Task: Output every line below without omitting or altering anything.

+++ Dataset records

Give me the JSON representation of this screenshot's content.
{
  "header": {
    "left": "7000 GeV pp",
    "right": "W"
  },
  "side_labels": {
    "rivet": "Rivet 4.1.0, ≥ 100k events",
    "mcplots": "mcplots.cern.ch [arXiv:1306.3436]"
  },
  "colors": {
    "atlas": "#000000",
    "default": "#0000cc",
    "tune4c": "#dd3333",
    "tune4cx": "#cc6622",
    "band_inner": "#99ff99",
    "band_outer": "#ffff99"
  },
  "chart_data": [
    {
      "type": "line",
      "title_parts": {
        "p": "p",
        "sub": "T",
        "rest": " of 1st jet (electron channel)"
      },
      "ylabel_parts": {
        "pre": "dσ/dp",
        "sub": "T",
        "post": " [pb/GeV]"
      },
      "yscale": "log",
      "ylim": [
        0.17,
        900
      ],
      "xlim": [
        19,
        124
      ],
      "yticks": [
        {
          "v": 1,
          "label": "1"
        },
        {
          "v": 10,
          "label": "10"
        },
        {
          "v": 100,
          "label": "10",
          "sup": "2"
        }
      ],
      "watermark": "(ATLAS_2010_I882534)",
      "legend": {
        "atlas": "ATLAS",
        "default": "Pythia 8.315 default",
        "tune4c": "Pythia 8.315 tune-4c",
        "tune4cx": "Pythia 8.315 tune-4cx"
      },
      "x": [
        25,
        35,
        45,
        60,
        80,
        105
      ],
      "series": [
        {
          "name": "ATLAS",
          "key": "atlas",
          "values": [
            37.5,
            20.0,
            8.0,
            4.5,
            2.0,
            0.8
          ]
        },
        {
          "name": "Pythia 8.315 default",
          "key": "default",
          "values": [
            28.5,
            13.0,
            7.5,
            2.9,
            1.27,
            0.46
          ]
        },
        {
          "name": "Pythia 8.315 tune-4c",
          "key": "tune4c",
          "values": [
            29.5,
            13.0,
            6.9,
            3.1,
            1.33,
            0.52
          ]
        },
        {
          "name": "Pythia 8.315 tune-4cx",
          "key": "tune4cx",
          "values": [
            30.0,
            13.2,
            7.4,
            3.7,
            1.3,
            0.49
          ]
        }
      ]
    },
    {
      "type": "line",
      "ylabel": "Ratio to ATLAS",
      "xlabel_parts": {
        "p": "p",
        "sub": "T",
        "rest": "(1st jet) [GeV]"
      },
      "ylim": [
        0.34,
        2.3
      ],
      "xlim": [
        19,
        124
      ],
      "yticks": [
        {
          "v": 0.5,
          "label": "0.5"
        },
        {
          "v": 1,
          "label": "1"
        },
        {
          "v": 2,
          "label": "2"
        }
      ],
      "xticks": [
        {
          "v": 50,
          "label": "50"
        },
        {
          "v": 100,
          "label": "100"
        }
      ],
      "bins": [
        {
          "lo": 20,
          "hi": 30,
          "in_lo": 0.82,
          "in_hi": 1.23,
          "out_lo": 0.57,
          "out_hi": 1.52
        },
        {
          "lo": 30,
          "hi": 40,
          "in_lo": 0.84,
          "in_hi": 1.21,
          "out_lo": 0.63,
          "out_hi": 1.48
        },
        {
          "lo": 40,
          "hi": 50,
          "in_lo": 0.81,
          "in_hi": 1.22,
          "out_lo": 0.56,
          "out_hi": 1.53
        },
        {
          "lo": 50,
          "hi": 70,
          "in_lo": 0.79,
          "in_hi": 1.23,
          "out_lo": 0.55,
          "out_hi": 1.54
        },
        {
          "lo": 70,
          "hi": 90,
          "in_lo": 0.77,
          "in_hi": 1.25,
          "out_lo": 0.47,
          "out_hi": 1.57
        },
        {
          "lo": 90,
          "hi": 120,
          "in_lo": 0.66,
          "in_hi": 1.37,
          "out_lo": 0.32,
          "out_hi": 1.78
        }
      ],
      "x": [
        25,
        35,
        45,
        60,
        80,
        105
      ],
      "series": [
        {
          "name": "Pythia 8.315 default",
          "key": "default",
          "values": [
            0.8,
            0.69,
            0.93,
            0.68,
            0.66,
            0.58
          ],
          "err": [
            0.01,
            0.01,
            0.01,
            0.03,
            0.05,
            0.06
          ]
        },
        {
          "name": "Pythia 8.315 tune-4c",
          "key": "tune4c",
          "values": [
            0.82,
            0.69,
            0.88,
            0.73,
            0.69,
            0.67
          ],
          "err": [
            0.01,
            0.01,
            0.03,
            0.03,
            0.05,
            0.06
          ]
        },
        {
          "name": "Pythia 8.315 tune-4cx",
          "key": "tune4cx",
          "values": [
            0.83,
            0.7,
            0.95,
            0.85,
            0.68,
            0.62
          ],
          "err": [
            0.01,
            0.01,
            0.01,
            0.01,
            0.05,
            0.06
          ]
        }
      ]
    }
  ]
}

++++++

Exercise result:
Give me the JSON representation of this screenshot's content.
{
  "header": {
    "left": "7000 GeV pp",
    "right": "W"
  },
  "side_labels": {
    "rivet": "Rivet 4.1.0, ≥ 100k events",
    "mcplots": "mcplots.cern.ch [arXiv:1306.3436]"
  },
  "colors": {
    "atlas": "#000000",
    "default": "#0000cc",
    "tune4c": "#dd3333",
    "tune4cx": "#cc6622",
    "band_inner": "#99ff99",
    "band_outer": "#ffff99"
  },
  "chart_data": [
    {
      "type": "line",
      "title_parts": {
        "p": "p",
        "sub": "T",
        "rest": " of 1st jet (electron channel)"
      },
      "ylabel_parts": {
        "pre": "dσ/dp",
        "sub": "T",
        "post": " [pb/GeV]"
      },
      "yscale": "log",
      "ylim": [
        0.17,
        900
      ],
      "xlim": [
        19,
        124
      ],
      "yticks": [
        {
          "v": 1,
          "label": "1"
        },
        {
          "v": 10,
          "label": "10"
        },
        {
          "v": 100,
          "label": "10",
          "sup": "2"
        }
      ],
      "watermark": "(ATLAS_2010_I882534)",
      "legend": {
        "atlas": "ATLAS",
        "default": "Pythia 8.315 default",
        "tune4c": "Pythia 8.315 tune-4c",
        "tune4cx": "Pythia 8.315 tune-4cx"
      },
      "x": [
        25,
        35,
        45,
        60,
        80,
        105
      ],
      "series": [
        {
          "name": "ATLAS",
          "key": "atlas",
          "values": [
            37.5,
            20.0,
            8.0,
            4.5,
            2.0,
            0.8
          ]
        },
        {
          "name": "Pythia 8.315 default",
          "key": "default",
          "values": [
            28.5,
            13.0,
            7.5,
            2.9,
            1.27,
            0.46
          ]
        },
        {
          "name": "Pythia 8.315 tune-4c",
          "key": "tune4c",
          "values": [
            29.5,
            13.0,
            6.9,
            3.1,
            1.33,
            0.52
          ]
        },
        {
          "name": "Pythia 8.315 tune-4cx",
          "key": "tune4cx",
          "values": [
            30.0,
            13.2,
            7.4,
            3.7,
            1.3,
            0.49
          ]
        }
      ]
    },
    {
      "type": "line",
      "ylabel": "Ratio to ATLAS",
      "xlabel_parts": {
        "p": "p",
        "sub": "T",
        "rest": "(1st jet) [GeV]"
      },
      "ylim": [
        0.34,
        2.3
      ],
      "xlim": [
        19,
        124
      ],
      "yticks": [
        {
          "v": 0.5,
          "label": "0.5"
        },
        {
          "v": 1,
          "label": "1"
        },
        {
          "v": 2,
          "label": "2"
        }
      ],
      "xticks": [
        {
          "v": 50,
          "label": "50"
        },
        {
          "v": 100,
          "label": "100"
        }
      ],
      "bins": [
        {
          "lo": 20,
          "hi": 30,
          "in_lo": 0.82,
          "in_hi": 1.23,
          "out_lo": 0.57,
          "out_hi": 1.52
        },
        {
          "lo": 30,
          "hi": 40,
          "in_lo": 0.84,
          "in_hi": 1.21,
          "out_lo": 0.63,
          "out_hi": 1.48
        },
        {
          "lo": 40,
          "hi": 50,
          "in_lo": 0.81,
          "in_hi": 1.22,
          "out_lo": 0.56,
          "out_hi": 1.53
        },
        {
          "lo": 50,
          "hi": 70,
          "in_lo": 0.79,
          "in_hi": 1.23,
          "out_lo": 0.55,
          "out_hi": 1.54
        },
        {
          "lo": 70,
          "hi": 90,
          "in_lo": 0.77,
          "in_hi": 1.25,
          "out_lo": 0.47,
          "out_hi": 1.57
        },
        {
          "lo": 90,
          "hi": 120,
          "in_lo": 0.66,
          "in_hi": 1.37,
          "out_lo": 0.32,
          "out_hi": 1.78
        }
      ],
      "x": [
        25,
        35,
        45,
        60,
        80,
        105
      ],
      "series": [
        {
          "name": "Pythia 8.315 default",
          "key": "default",
          "values": [
            0.8,
            0.69,
            0.93,
            0.68,
            0.66,
            0.58
          ],
          "err": [
            0.01,
            0.01,
            0.01,
            0.03,
            0.05,
            0.06
          ]
        },
        {
          "name": "Pythia 8.315 tune-4c",
          "key": "tune4c",
          "values": [
            0.82,
            0.69,
            0.88,
            0.73,
            0.69,
            0.67
          ],
          "err": [
            0.01,
            0.01,
            0.03,
            0.03,
            0.05,
            0.06
          ]
        },
        {
          "name": "Pythia 8.315 tune-4cx",
          "key": "tune4cx",
          "values": [
            0.83,
            0.7,
            0.95,
            0.85,
            0.68,
            0.62
          ],
          "err": [
            0.01,
            0.01,
            0.01,
            0.01,
            0.05,
            0.06
          ]
        }
      ]
    }
  ]
}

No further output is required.